### What to work on
Show every line that has the string "products" in it.
-------- Data provided --------
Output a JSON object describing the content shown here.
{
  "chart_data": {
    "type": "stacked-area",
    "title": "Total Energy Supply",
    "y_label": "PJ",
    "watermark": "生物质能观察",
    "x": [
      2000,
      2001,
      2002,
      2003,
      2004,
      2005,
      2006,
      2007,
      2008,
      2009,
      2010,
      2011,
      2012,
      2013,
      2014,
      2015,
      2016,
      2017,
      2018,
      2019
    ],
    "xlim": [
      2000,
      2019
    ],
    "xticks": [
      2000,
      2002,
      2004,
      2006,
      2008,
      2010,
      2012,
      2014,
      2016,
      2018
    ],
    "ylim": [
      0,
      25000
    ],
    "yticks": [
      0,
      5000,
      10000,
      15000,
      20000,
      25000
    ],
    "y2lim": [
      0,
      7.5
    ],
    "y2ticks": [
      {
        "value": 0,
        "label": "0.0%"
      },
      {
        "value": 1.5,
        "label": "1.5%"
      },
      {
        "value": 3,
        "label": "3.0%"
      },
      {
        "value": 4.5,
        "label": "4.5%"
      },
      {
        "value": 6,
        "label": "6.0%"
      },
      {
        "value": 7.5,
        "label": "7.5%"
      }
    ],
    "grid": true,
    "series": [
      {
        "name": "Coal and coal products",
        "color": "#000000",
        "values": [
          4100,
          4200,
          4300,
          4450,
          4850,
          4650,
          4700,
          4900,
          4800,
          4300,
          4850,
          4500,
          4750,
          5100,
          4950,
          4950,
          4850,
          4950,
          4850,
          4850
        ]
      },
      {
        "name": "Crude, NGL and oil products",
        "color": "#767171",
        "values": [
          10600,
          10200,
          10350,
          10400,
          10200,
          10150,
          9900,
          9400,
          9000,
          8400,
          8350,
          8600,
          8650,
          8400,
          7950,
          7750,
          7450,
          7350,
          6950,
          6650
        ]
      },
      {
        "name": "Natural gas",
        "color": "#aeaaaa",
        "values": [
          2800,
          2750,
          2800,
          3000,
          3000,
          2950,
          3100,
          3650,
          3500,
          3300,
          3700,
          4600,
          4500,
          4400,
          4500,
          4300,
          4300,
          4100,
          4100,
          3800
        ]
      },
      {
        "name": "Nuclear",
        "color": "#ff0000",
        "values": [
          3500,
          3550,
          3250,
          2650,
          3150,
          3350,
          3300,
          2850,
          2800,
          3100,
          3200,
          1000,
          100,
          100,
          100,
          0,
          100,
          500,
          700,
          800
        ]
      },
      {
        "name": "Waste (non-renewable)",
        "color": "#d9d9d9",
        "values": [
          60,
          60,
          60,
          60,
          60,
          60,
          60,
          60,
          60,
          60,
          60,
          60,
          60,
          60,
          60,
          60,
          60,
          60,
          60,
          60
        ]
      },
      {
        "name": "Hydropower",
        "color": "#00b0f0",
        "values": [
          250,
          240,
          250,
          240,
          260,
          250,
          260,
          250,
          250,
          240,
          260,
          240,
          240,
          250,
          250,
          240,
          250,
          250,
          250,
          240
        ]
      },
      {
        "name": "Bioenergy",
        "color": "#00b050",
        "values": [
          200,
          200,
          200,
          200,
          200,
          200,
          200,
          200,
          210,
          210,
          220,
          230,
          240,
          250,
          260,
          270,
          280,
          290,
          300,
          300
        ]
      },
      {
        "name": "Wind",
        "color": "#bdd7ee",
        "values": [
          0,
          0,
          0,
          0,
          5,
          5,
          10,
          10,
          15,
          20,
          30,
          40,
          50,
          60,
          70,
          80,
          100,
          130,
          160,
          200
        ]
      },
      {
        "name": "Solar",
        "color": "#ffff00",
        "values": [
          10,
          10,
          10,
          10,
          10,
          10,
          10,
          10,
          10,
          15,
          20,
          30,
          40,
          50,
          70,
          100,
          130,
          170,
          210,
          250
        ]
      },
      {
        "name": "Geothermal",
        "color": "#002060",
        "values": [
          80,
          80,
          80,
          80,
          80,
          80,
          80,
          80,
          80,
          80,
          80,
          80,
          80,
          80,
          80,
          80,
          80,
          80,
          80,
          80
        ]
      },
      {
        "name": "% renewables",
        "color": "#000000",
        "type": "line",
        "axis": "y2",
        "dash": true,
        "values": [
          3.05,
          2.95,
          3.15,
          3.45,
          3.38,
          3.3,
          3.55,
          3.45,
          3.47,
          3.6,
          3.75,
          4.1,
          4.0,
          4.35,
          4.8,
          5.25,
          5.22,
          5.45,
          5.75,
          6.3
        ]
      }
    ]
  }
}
--------
### Result
        "name": "Coal and coal products",
        "name": "Crude, NGL and oil products",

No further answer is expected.